(What is expected) Copy out all the records exactly.

§ §

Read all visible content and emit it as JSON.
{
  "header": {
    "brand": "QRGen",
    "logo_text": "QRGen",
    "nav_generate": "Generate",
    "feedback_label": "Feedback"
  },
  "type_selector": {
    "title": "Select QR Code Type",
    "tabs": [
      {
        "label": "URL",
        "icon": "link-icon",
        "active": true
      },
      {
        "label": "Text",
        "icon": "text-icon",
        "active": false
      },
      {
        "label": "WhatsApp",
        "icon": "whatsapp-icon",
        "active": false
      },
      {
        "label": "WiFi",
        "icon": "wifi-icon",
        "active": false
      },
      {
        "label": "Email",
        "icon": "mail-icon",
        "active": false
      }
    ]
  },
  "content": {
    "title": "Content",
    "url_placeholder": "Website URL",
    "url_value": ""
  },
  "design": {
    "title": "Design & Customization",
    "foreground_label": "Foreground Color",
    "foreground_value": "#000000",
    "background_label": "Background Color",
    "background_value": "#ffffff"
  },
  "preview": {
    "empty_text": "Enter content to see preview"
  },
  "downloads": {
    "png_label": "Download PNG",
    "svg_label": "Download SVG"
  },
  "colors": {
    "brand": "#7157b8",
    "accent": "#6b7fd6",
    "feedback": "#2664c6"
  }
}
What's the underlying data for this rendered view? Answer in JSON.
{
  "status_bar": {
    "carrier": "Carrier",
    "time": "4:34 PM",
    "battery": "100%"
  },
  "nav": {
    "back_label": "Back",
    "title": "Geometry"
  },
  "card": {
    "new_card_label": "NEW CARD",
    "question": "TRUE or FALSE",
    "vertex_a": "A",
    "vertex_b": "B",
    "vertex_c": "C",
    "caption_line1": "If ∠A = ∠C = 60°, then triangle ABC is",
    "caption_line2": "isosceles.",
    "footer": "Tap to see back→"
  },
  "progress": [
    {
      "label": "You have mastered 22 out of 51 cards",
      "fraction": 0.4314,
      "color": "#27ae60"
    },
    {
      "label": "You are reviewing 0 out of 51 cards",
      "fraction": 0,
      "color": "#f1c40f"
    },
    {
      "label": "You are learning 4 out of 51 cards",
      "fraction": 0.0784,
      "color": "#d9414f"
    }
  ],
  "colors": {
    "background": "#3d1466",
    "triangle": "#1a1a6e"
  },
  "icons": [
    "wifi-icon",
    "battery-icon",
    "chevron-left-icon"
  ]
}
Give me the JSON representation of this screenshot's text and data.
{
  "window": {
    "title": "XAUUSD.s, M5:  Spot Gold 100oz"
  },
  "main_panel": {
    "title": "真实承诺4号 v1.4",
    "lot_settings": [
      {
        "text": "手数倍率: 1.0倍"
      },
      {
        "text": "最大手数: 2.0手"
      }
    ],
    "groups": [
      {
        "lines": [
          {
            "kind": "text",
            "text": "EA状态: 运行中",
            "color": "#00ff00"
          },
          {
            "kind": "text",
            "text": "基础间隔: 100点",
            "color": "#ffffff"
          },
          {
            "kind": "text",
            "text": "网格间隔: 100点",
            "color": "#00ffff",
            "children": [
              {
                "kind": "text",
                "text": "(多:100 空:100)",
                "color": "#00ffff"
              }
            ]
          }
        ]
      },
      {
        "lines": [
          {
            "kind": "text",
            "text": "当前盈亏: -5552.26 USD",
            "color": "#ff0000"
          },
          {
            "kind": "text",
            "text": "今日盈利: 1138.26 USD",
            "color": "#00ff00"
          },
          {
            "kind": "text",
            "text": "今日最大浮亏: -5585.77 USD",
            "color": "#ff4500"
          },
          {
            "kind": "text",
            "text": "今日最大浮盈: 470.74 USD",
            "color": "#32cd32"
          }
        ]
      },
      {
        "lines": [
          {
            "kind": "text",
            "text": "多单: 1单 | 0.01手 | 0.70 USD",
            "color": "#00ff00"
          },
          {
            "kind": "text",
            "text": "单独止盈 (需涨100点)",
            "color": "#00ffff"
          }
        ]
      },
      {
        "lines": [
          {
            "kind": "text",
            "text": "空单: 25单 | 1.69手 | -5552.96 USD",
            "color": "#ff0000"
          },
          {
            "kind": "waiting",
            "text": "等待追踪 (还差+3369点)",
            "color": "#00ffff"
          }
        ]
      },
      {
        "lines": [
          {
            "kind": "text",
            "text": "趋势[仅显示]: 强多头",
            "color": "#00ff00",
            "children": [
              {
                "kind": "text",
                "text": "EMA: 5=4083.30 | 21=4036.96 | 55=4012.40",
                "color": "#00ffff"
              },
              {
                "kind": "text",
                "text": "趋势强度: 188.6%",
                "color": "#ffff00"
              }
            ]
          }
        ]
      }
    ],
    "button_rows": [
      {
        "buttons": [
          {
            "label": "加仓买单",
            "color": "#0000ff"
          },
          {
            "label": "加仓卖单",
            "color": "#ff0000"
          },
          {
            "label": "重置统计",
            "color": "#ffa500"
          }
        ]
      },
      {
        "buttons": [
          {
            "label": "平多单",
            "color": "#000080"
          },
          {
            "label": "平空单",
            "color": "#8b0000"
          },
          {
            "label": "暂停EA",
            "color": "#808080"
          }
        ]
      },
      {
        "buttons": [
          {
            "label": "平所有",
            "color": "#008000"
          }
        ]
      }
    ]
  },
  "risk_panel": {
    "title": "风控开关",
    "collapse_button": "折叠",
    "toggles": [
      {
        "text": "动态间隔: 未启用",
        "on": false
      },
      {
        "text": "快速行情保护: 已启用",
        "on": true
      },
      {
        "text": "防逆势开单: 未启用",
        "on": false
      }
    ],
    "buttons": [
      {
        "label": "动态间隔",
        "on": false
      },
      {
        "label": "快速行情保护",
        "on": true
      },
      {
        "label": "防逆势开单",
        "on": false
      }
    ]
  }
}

§ §

(Full solution)
Read all visible content and emit it as JSON.
{
  "header": {
    "brand": "QRGen",
    "logo_text": "QRGen",
    "nav_generate": "Generate",
    "feedback_label": "Feedback"
  },
  "type_selector": {
    "title": "Select QR Code Type",
    "tabs": [
      {
        "label": "URL",
        "icon": "link-icon",
        "active": true
      },
      {
        "label": "Text",
        "icon": "text-icon",
        "active": false
      },
      {
        "label": "WhatsApp",
        "icon": "whatsapp-icon",
        "active": false
      },
      {
        "label": "WiFi",
        "icon": "wifi-icon",
        "active": false
      },
      {
        "label": "Email",
        "icon": "mail-icon",
        "active": false
      }
    ]
  },
  "content": {
    "title": "Content",
    "url_placeholder": "Website URL",
    "url_value": ""
  },
  "design": {
    "title": "Design & Customization",
    "foreground_label": "Foreground Color",
    "foreground_value": "#000000",
    "background_label": "Background Color",
    "background_value": "#ffffff"
  },
  "preview": {
    "empty_text": "Enter content to see preview"
  },
  "downloads": {
    "png_label": "Download PNG",
    "svg_label": "Download SVG"
  },
  "colors": {
    "brand": "#7157b8",
    "accent": "#6b7fd6",
    "feedback": "#2664c6"
  }
}
What's the underlying data for this rendered view? Answer in JSON.
{
  "status_bar": {
    "carrier": "Carrier",
    "time": "4:34 PM",
    "battery": "100%"
  },
  "nav": {
    "back_label": "Back",
    "title": "Geometry"
  },
  "card": {
    "new_card_label": "NEW CARD",
    "question": "TRUE or FALSE",
    "vertex_a": "A",
    "vertex_b": "B",
    "vertex_c": "C",
    "caption_line1": "If ∠A = ∠C = 60°, then triangle ABC is",
    "caption_line2": "isosceles.",
    "footer": "Tap to see back→"
  },
  "progress": [
    {
      "label": "You have mastered 22 out of 51 cards",
      "fraction": 0.4314,
      "color": "#27ae60"
    },
    {
      "label": "You are reviewing 0 out of 51 cards",
      "fraction": 0,
      "color": "#f1c40f"
    },
    {
      "label": "You are learning 4 out of 51 cards",
      "fraction": 0.0784,
      "color": "#d9414f"
    }
  ],
  "colors": {
    "background": "#3d1466",
    "triangle": "#1a1a6e"
  },
  "icons": [
    "wifi-icon",
    "battery-icon",
    "chevron-left-icon"
  ]
}
Give me the JSON representation of this screenshot's text and data.
{
  "window": {
    "title": "XAUUSD.s, M5:  Spot Gold 100oz"
  },
  "main_panel": {
    "title": "真实承诺4号 v1.4",
    "lot_settings": [
      {
        "text": "手数倍率: 1.0倍"
      },
      {
        "text": "最大手数: 2.0手"
      }
    ],
    "groups": [
      {
        "lines": [
          {
            "kind": "text",
            "text": "EA状态: 运行中",
            "color": "#00ff00"
          },
          {
            "kind": "text",
            "text": "基础间隔: 100点",
            "color": "#ffffff"
          },
          {
            "kind": "text",
            "text": "网格间隔: 100点",
            "color": "#00ffff",
            "children": [
              {
                "kind": "text",
                "text": "(多:100 空:100)",
                "color": "#00ffff"
              }
            ]
          }
        ]
      },
      {
        "lines": [
          {
            "kind": "text",
            "text": "当前盈亏: -5552.26 USD",
            "color": "#ff0000"
          },
          {
            "kind": "text",
            "text": "今日盈利: 1138.26 USD",
            "color": "#00ff00"
          },
          {
            "kind": "text",
            "text": "今日最大浮亏: -5585.77 USD",
            "color": "#ff4500"
          },
          {
            "kind": "text",
            "text": "今日最大浮盈: 470.74 USD",
            "color": "#32cd32"
          }
        ]
      },
      {
        "lines": [
          {
            "kind": "text",
            "text": "多单: 1单 | 0.01手 | 0.70 USD",
            "color": "#00ff00"
          },
          {
            "kind": "text",
            "text": "单独止盈 (需涨100点)",
            "color": "#00ffff"
          }
        ]
      },
      {
        "lines": [
          {
            "kind": "text",
            "text": "空单: 25单 | 1.69手 | -5552.96 USD",
            "color": "#ff0000"
          },
          {
            "kind": "waiting",
            "text": "等待追踪 (还差+3369点)",
            "color": "#00ffff"
          }
        ]
      },
      {
        "lines": [
          {
            "kind": "text",
            "text": "趋势[仅显示]: 强多头",
            "color": "#00ff00",
            "children": [
              {
                "kind": "text",
                "text": "EMA: 5=4083.30 | 21=4036.96 | 55=4012.40",
                "color": "#00ffff"
              },
              {
                "kind": "text",
                "text": "趋势强度: 188.6%",
                "color": "#ffff00"
              }
            ]
          }
        ]
      }
    ],
    "button_rows": [
      {
        "buttons": [
          {
            "label": "加仓买单",
            "color": "#0000ff"
          },
          {
            "label": "加仓卖单",
            "color": "#ff0000"
          },
          {
            "label": "重置统计",
            "color": "#ffa500"
          }
        ]
      },
      {
        "buttons": [
          {
            "label": "平多单",
            "color": "#000080"
          },
          {
            "label": "平空单",
            "color": "#8b0000"
          },
          {
            "label": "暂停EA",
            "color": "#808080"
          }
        ]
      },
      {
        "buttons": [
          {
            "label": "平所有",
            "color": "#008000"
          }
        ]
      }
    ]
  },
  "risk_panel": {
    "title": "风控开关",
    "collapse_button": "折叠",
    "toggles": [
      {
        "text": "动态间隔: 未启用",
        "on": false
      },
      {
        "text": "快速行情保护: 已启用",
        "on": true
      },
      {
        "text": "防逆势开单: 未启用",
        "on": false
      }
    ],
    "buttons": [
      {
        "label": "动态间隔",
        "on": false
      },
      {
        "label": "快速行情保护",
        "on": true
      },
      {
        "label": "防逆势开单",
        "on": false
      }
    ]
  }
}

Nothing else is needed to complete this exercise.